▸ AVAILABLE RECORDS
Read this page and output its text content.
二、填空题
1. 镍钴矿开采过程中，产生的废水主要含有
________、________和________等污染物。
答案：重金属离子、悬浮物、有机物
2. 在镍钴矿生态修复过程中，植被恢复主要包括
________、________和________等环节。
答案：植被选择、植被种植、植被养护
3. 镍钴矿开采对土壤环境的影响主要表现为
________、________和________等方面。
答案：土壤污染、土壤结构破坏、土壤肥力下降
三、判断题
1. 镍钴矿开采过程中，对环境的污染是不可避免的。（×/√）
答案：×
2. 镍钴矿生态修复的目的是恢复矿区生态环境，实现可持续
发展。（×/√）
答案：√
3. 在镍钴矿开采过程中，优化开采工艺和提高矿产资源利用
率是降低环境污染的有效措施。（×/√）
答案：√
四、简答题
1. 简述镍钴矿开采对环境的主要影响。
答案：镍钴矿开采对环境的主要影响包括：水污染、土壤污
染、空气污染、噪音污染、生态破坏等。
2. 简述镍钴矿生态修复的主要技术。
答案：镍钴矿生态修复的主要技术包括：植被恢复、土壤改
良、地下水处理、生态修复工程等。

▸ GIVEN REQUEST
Reproduce each entry exactly, leaving out nothing.

▸ RESULT OF THE TASK
Read this page and output its text content.
二、填空题
1. 镍钴矿开采过程中，产生的废水主要含有
________、________和________等污染物。
答案：重金属离子、悬浮物、有机物
2. 在镍钴矿生态修复过程中，植被恢复主要包括
________、________和________等环节。
答案：植被选择、植被种植、植被养护
3. 镍钴矿开采对土壤环境的影响主要表现为
________、________和________等方面。
答案：土壤污染、土壤结构破坏、土壤肥力下降
三、判断题
1. 镍钴矿开采过程中，对环境的污染是不可避免的。（×/√）
答案：×
2. 镍钴矿生态修复的目的是恢复矿区生态环境，实现可持续
发展。（×/√）
答案：√
3. 在镍钴矿开采过程中，优化开采工艺和提高矿产资源利用
率是降低环境污染的有效措施。（×/√）
答案：√
四、简答题
1. 简述镍钴矿开采对环境的主要影响。
答案：镍钴矿开采对环境的主要影响包括：水污染、土壤污
染、空气污染、噪音污染、生态破坏等。
2. 简述镍钴矿生态修复的主要技术。
答案：镍钴矿生态修复的主要技术包括：植被恢复、土壤改
良、地下水处理、生态修复工程等。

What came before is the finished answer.